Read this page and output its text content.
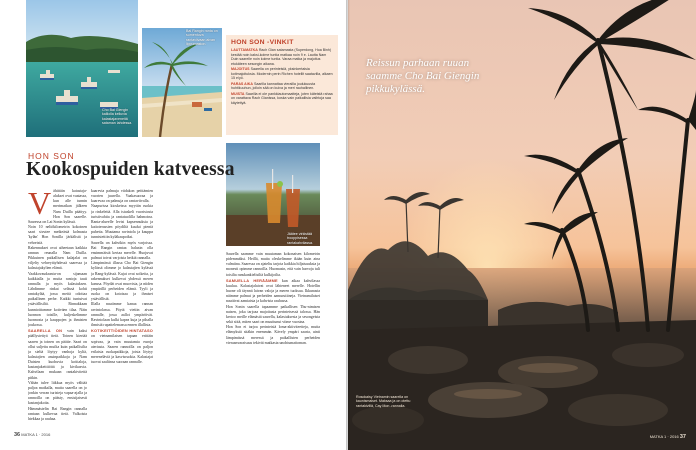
Cho Bai Giengin kalliolla kelluvia kalastajaveneitä sataman lahdessa.
Bai Rangin ranta on sumentuva rantaviivaan aivan lippumaston.	HON SON -VINKIT

LAUTTAMATKA Rach Gian satamasta (Superdong, Hoa Binh) kestää noin kaksi-kolme tuntia matkaa noin 9 e. Lautta Nam Duin saarelle noin kolme tuntia. Varaa matka ja majoitus etukäteen sesongin aikana.

MAJOITUS Saarella on perinteisiä, yksinkertaisia kotimajoituksia. Modernin perin Richen hotellit saatavilla, alkaen 15 e/yö.

PARAS AIKA Saarilla kannattaa vierailla joulukuusta huhtikuuhun, jolloin sää on kuiva ja meri rauhallinen.

MUISTA Saarilla ei ole pankkiautomaatteja, joten käteistä rahaa on varattava Rach Gianissa, koska vain paikallisia vaihtoja saa käytettyä.

Jäätee virkistää trooppisessa rantakahvilassa.
HON SON
Kookospuiden katveessa

Vähittäin katastaja-alukset ovat vaatassa, kun alle tunnin merimatkan jälkeen Nam Duilla päättyy. Hon Son saarelle. Saaressa on Lai Sonin kylässä.

Noin 10 neliökilometrin kokoinen saari sivutee meikeästä kolmasta 'kylän' Hon Sonilla järkälistä ja vehreistä.

Rakennukset ovat aiheetaan kaikkia rannan reunalla Nam Duilla. Pikkuinen paikallisen kalajalat on viljelty vehreytäyhdessä saaressa ja kalastajakylien elämä.

Vaakkovaudaantu-on sijamaan kaikkialla ja mutta rantoja tauti rannalla ja myös kalastuksen. Lähdimme rinkat selässä kohti rantakylää, jossa meitä odottaa paikallinen perhe. Kaikki tuntuivat ystävällisiltä. Rinnakkaan kunnioittamme kotiväen tilaa. Näin luonnon toisille, kuljeskelimme luonnosta ja kauppojen ja ihmisten joukossa.

SAARELLA ON vain kaksi päällystettyä tietä. Toinen kiertää saaren ja toinen on päätie. Saari on ollut suljettu muilta kuin paikallisilta ja sieltä löytyy vanhoja kyliä, kalastajien asuinpaikkoja ja Nam Duisten kuohuvia kotitaloja, kastanjakeittiöitä ja kivikasvia. Kahvilaan mukaan rantakivitettä pitkin.

Vähän tulee liikkua myös välttää paljoa matkalla, mutta saarella on jo jonkin verran turisteja vapaa-ajalla ja rannoilla on päästy, ensisijaisesti kastanjakoita.

Hämmästelin Bai Rangin rannalla rantaan kulkevaa tietä. Valkoista hiekkaa ja rauhaa.

kaarevia palmuja viidakon peittämien vuorten juurella. Vaakasuoraa ja kaarevaa on palmuja on rantaviivalla.

Naapurissa kioskeissa myytiin ruokia ja rinkeleitä. Alla istuskeli vuoristosta turistivahtia ja rantatuolilla hahmoina. Ranta-alueelle levisi kapsennuksia ja kattoterassien pöydiltä kuului pientä puhetta. Muutama ravintola ja kauppa tunnistettiin kyläkaupoiksi.

Saarella on kahvikin myös varjoissa. Bai Rangin rantaa halusin olla ensimmäistä kertaa merelle. Huojuvat palmut toivat varjoisia hetkiä rannalla.

Lämpimässä illassa Cho Bai Giengin kylässä olimme jo kalastajien kylässä ja Rang-kylässä. Kujat ovat soikeita, ja rakennukset kulkevat yhdessä meren kanssa. Pöydät ovat muovisia, ja niiden ympärillä perheiden elämä. Tyyli ja ruoka on kotoisaa ja ihmiset ystävällisiä.

Illalla nautimme kanaa rannan ravintolassa. Pöytä vietiin aivan rannalle, jossa aallot ympäröivät. Ravintolaan kulki kapea kuja ja pihalla ihmisiä rupattelemassa ennen illallista.

KOTIKEITTIÖIDEN HINTATASO on vietnamilaisen tapaan erittäin sopivaa, ja vain muutamia euroja ateriasta. Saaren rannoilla on paljon erilaisia ruokapaikkoja, joista löytyy mereneläviä ja kasvisruokia. Kalastajat tuovat saaliinsa suoraan rannalle.

Saarella saamme vain muutaman kokonaisen kilometrin pidemmäksi. Heillä, mutta oleskelimme ikään kuin aina valmiina. Saaressa on ajateltu tarjota kaikkia hiljaisuuksia ja monesti opimme rannoilla. Huomasin, että vain harvoja tuli toisilta ranskankielisiltä kulkijoilta.

SAMUELLA HERÄÄMME kun aikaa kahvilassa kuuluu. Kalastajalaivat ovat lähteneet merelle. Hotellin huone oli täynnä laivan valoja ja meren tuoksua. Ikkunasta näimme palmut ja perheiden aamurutiineja. Vietnamilaiset nauttivat aamiaista ja kahvista rauhassa.

Hon Sonin saarella tapaamme paikallisen Thu-nimisen naisen, joka tarjoaa majoitusta perinteisessä talossa. Hän kertoo meille elämästä saarella, kalastuksesta ja sesongeista sekä siitä, miten saari on muuttunut viime vuosina.

Hon Son ei tarjoa perinteisiä loma-aktiviteetteja, mutta elämyksiä sitäkin enemmän. Kävely ympäri saarta, uinti lämpimässä meressä ja paikallisten perheiden vieraanvaraisuus tekivät matkasta unohtumattoman.

36 MATKA 1 · 2016
Reissun parhaan ruuan saamme Cho Bai Giengin pikkukylässä.
Rosokaisy Vietnamin saarella on kaunismaiset. Maksaa ja on otettu rantakivillä, Cay Mon -rannalla.
MATKA 1 · 2016 37
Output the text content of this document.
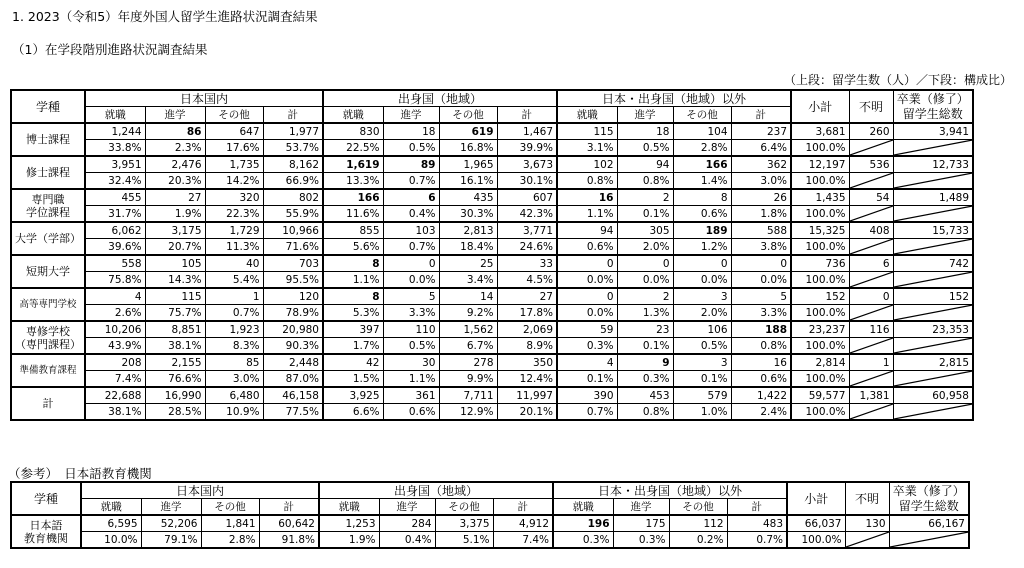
1. 2023（令和5）年度外国人留学生進路状況調査結果
（1）在学段階別進路状況調査結果
（上段：留学生数（人）／下段：構成比）
学種	日本国内				出身国（地域）				日本・出身国（地域）以外				小計	不明	卒業（修了）
留学生総数
	就職	進学	その他	計	就職	進学	その他	計	就職	進学	その他	計			
博士課程	1,244	86	647	1,977	830	18	619	1,467	115	18	104	237	3,681	260	3,941
	33.8%	2.3%	17.6%	53.7%	22.5%	0.5%	16.8%	39.9%	3.1%	0.5%	2.8%	6.4%	100.0%	

修士課程	3,951	2,476	1,735	8,162	1,619	89	1,965	3,673	102	94	166	362	12,197	536	12,733
	32.4%	20.3%	14.2%	66.9%	13.3%	0.7%	16.1%	30.1%	0.8%	0.8%	1.4%	3.0%	100.0%	

専門職
学位課程	455	27	320	802	166	6	435	607	16	2	8	26	1,435	54	1,489
	31.7%	1.9%	22.3%	55.9%	11.6%	0.4%	30.3%	42.3%	1.1%	0.1%	0.6%	1.8%	100.0%	

大学（学部）	6,062	3,175	1,729	10,966	855	103	2,813	3,771	94	305	189	588	15,325	408	15,733
	39.6%	20.7%	11.3%	71.6%	5.6%	0.7%	18.4%	24.6%	0.6%	2.0%	1.2%	3.8%	100.0%	

短期大学	558	105	40	703	8	0	25	33	0	0	0	0	736	6	742
	75.8%	14.3%	5.4%	95.5%	1.1%	0.0%	3.4%	4.5%	0.0%	0.0%	0.0%	0.0%	100.0%	

高等専門学校	4	115	1	120	8	5	14	27	0	2	3	5	152	0	152
	2.6%	75.7%	0.7%	78.9%	5.3%	3.3%	9.2%	17.8%	0.0%	1.3%	2.0%	3.3%	100.0%	

専修学校
（専門課程）	10,206	8,851	1,923	20,980	397	110	1,562	2,069	59	23	106	188	23,237	116	23,353
	43.9%	38.1%	8.3%	90.3%	1.7%	0.5%	6.7%	8.9%	0.3%	0.1%	0.5%	0.8%	100.0%	

準備教育課程	208	2,155	85	2,448	42	30	278	350	4	9	3	16	2,814	1	2,815
	7.4%	76.6%	3.0%	87.0%	1.5%	1.1%	9.9%	12.4%	0.1%	0.3%	0.1%	0.6%	100.0%	

計	22,688	16,990	6,480	46,158	3,925	361	7,711	11,997	390	453	579	1,422	59,577	1,381	60,958
	38.1%	28.5%	10.9%	77.5%	6.6%	0.6%	12.9%	20.1%	0.7%	0.8%	1.0%	2.4%	100.0%	

（参考）　日本語教育機関
学種	日本国内				出身国（地域）				日本・出身国（地域）以外				小計	不明	卒業（修了）
留学生総数
	就職	進学	その他	計	就職	進学	その他	計	就職	進学	その他	計			
日本語
教育機関	6,595	52,206	1,841	60,642	1,253	284	3,375	4,912	196	175	112	483	66,037	130	66,167
	10.0%	79.1%	2.8%	91.8%	1.9%	0.4%	5.1%	7.4%	0.3%	0.3%	0.2%	0.7%	100.0%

________________________

## TASK TO CARRY OUT
Everything from the line containing "Output the text content of this document." to the last line of the listing above must be reproduced exactly, with no pictures included.

## SOLUTION
Output the text content of this document.
1. 2023（令和5）年度外国人留学生進路状況調査結果
（1）在学段階別進路状況調査結果
（上段：留学生数（人）／下段：構成比）
学種	日本国内				出身国（地域）				日本・出身国（地域）以外				小計	不明	卒業（修了）
留学生総数
	就職	進学	その他	計	就職	進学	その他	計	就職	進学	その他	計			
博士課程	1,244	86	647	1,977	830	18	619	1,467	115	18	104	237	3,681	260	3,941
	33.8%	2.3%	17.6%	53.7%	22.5%	0.5%	16.8%	39.9%	3.1%	0.5%	2.8%	6.4%	100.0%	

修士課程	3,951	2,476	1,735	8,162	1,619	89	1,965	3,673	102	94	166	362	12,197	536	12,733
	32.4%	20.3%	14.2%	66.9%	13.3%	0.7%	16.1%	30.1%	0.8%	0.8%	1.4%	3.0%	100.0%	

専門職
学位課程	455	27	320	802	166	6	435	607	16	2	8	26	1,435	54	1,489
	31.7%	1.9%	22.3%	55.9%	11.6%	0.4%	30.3%	42.3%	1.1%	0.1%	0.6%	1.8%	100.0%	

大学（学部）	6,062	3,175	1,729	10,966	855	103	2,813	3,771	94	305	189	588	15,325	408	15,733
	39.6%	20.7%	11.3%	71.6%	5.6%	0.7%	18.4%	24.6%	0.6%	2.0%	1.2%	3.8%	100.0%	

短期大学	558	105	40	703	8	0	25	33	0	0	0	0	736	6	742
	75.8%	14.3%	5.4%	95.5%	1.1%	0.0%	3.4%	4.5%	0.0%	0.0%	0.0%	0.0%	100.0%	

高等専門学校	4	115	1	120	8	5	14	27	0	2	3	5	152	0	152
	2.6%	75.7%	0.7%	78.9%	5.3%	3.3%	9.2%	17.8%	0.0%	1.3%	2.0%	3.3%	100.0%	

専修学校
（専門課程）	10,206	8,851	1,923	20,980	397	110	1,562	2,069	59	23	106	188	23,237	116	23,353
	43.9%	38.1%	8.3%	90.3%	1.7%	0.5%	6.7%	8.9%	0.3%	0.1%	0.5%	0.8%	100.0%	

準備教育課程	208	2,155	85	2,448	42	30	278	350	4	9	3	16	2,814	1	2,815
	7.4%	76.6%	3.0%	87.0%	1.5%	1.1%	9.9%	12.4%	0.1%	0.3%	0.1%	0.6%	100.0%	

計	22,688	16,990	6,480	46,158	3,925	361	7,711	11,997	390	453	579	1,422	59,577	1,381	60,958
	38.1%	28.5%	10.9%	77.5%	6.6%	0.6%	12.9%	20.1%	0.7%	0.8%	1.0%	2.4%	100.0%	

（参考）　日本語教育機関
学種	日本国内				出身国（地域）				日本・出身国（地域）以外				小計	不明	卒業（修了）
留学生総数
	就職	進学	その他	計	就職	進学	その他	計	就職	進学	その他	計			
日本語
教育機関	6,595	52,206	1,841	60,642	1,253	284	3,375	4,912	196	175	112	483	66,037	130	66,167
	10.0%	79.1%	2.8%	91.8%	1.9%	0.4%	5.1%	7.4%	0.3%	0.3%	0.2%	0.7%	100.0%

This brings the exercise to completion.